_Problem statement_
Work out how many lines in the entries contain the string "Bashir", and give nothing but that number.

Data records
== == ==

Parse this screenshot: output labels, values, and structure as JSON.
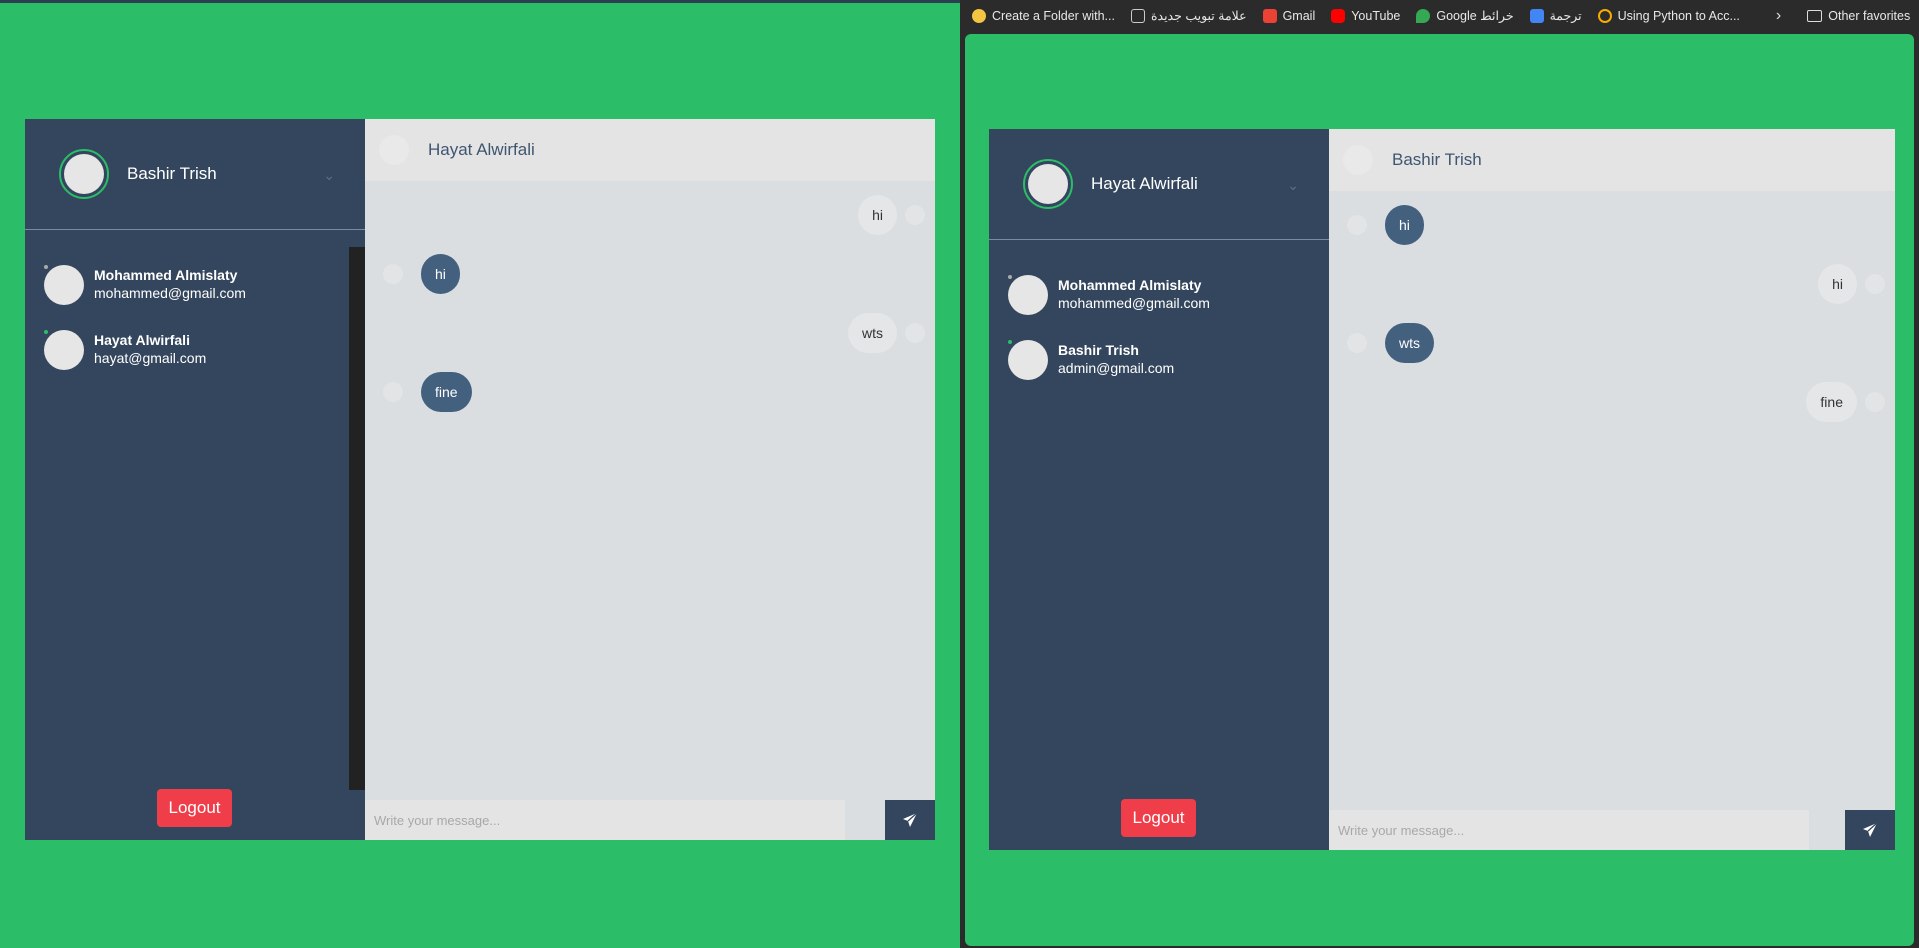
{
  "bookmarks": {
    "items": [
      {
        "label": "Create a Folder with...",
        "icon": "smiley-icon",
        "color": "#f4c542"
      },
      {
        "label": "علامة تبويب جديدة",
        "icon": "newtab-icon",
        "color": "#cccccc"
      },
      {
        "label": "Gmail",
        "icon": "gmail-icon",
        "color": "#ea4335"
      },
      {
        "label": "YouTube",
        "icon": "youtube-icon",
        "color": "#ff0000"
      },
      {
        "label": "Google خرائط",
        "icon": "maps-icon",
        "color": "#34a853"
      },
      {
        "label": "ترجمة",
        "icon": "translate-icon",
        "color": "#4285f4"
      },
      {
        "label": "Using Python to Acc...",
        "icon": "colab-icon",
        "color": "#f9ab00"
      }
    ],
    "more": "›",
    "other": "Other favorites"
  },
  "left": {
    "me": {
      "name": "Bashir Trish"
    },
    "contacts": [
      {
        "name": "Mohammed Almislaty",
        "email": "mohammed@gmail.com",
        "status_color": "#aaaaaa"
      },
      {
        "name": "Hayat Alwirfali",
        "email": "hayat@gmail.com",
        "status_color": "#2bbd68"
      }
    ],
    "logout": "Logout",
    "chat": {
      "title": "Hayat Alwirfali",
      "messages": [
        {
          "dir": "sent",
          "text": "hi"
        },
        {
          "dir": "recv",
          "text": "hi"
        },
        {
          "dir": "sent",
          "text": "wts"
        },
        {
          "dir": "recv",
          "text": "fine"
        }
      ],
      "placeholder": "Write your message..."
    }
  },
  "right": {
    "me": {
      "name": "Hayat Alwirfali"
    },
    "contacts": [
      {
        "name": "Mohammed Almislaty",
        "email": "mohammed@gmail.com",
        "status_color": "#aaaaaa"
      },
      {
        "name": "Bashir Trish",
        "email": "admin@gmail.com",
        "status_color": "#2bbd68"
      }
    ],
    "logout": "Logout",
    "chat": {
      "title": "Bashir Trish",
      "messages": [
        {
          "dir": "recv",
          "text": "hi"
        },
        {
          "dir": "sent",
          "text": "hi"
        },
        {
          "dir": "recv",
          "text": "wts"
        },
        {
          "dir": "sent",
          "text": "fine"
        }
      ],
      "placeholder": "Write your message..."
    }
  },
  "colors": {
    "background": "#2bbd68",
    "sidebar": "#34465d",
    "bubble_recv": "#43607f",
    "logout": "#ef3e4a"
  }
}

== == ==

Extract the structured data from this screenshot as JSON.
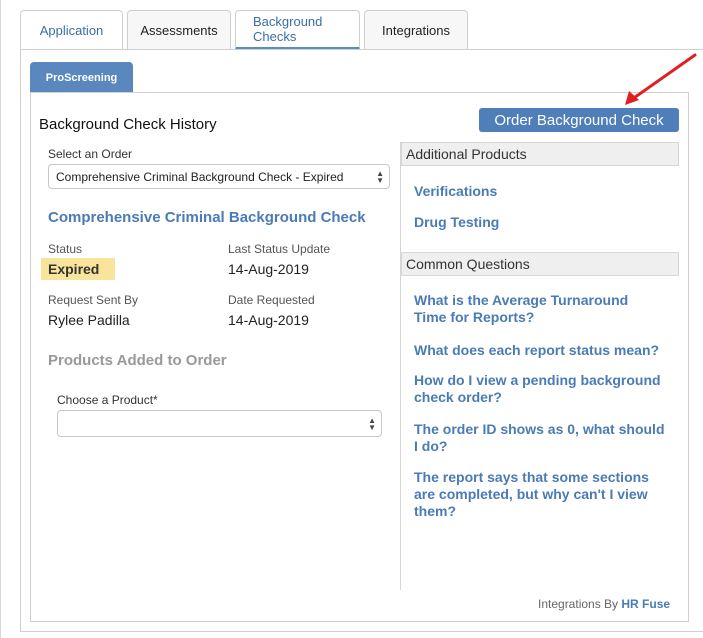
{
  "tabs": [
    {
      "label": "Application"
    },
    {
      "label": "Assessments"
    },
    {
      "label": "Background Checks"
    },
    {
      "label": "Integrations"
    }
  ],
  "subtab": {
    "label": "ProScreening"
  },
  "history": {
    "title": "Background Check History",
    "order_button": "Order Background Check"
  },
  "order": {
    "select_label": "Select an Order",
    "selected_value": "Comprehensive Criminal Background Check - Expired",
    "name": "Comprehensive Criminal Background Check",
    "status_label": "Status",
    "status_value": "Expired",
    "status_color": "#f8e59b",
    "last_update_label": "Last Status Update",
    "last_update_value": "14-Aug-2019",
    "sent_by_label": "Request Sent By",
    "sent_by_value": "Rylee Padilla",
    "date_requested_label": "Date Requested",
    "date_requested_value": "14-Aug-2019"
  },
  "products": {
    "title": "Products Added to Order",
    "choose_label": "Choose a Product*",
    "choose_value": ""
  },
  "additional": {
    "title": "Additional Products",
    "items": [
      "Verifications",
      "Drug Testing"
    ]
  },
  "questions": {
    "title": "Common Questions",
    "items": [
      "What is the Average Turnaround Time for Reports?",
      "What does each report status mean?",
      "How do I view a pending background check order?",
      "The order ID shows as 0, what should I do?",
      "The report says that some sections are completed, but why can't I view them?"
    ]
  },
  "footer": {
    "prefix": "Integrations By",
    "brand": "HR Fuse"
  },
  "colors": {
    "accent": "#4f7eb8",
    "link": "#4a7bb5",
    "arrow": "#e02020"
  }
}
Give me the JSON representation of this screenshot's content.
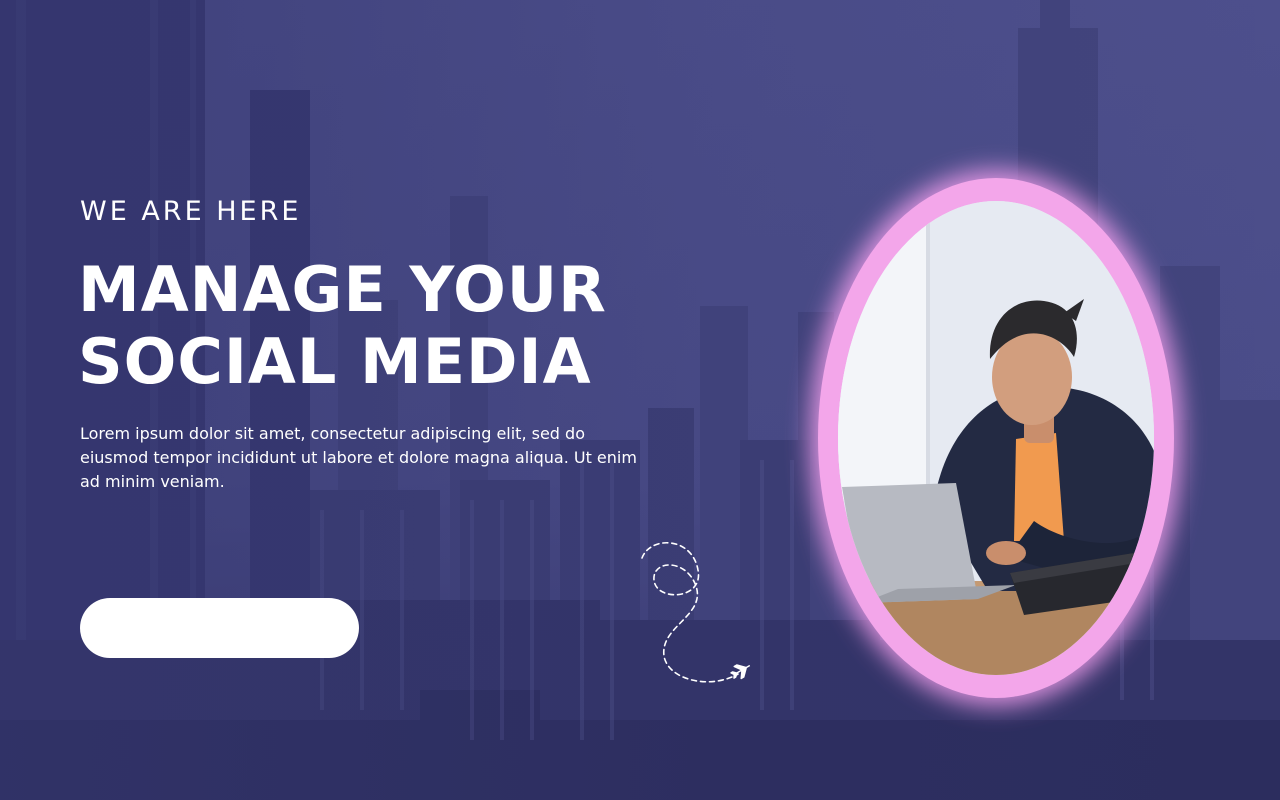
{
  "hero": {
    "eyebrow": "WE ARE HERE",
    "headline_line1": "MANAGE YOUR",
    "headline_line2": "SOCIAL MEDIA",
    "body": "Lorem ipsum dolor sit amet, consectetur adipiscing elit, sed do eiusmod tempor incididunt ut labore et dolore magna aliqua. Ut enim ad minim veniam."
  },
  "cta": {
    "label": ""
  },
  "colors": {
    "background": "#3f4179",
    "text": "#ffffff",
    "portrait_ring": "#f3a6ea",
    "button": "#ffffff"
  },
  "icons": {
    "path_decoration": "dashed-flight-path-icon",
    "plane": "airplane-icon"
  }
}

== == ==

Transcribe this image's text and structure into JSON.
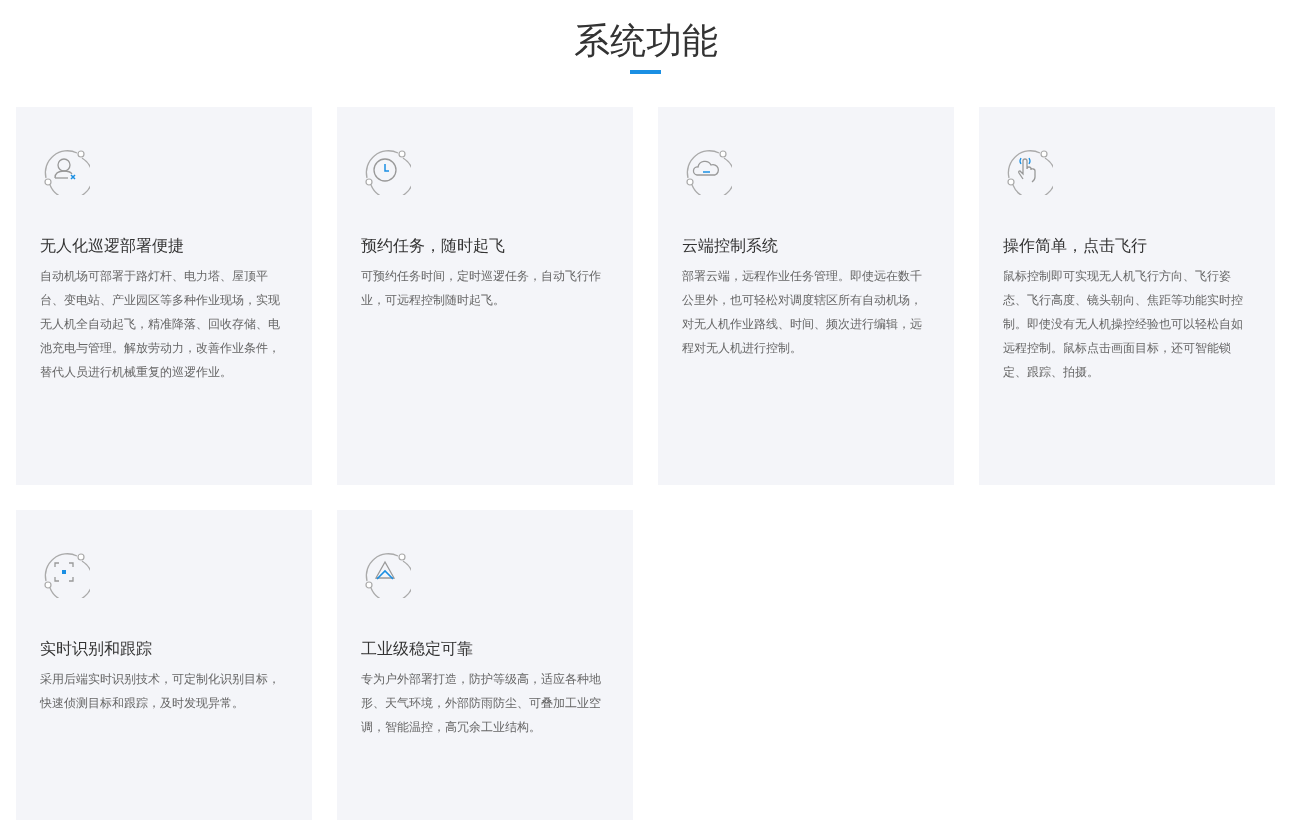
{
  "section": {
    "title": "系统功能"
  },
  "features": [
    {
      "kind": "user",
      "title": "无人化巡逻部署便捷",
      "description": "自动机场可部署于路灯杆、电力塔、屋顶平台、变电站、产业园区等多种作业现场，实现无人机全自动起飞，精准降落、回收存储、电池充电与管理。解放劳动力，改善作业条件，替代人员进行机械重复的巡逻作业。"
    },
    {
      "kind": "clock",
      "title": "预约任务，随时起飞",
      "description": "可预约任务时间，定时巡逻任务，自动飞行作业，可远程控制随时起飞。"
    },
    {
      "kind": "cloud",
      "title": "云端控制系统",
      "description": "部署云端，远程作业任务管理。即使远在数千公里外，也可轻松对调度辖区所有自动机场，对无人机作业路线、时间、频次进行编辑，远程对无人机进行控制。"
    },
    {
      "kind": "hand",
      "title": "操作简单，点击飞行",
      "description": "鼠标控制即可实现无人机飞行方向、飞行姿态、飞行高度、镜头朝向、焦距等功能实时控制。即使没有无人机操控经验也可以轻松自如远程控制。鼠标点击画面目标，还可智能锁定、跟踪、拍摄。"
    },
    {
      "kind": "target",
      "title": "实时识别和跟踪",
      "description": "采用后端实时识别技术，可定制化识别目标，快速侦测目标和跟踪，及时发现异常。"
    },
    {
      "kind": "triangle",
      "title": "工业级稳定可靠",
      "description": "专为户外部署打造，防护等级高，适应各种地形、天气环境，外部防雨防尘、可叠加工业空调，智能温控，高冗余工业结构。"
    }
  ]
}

== == ==

_Solution to this problem_
3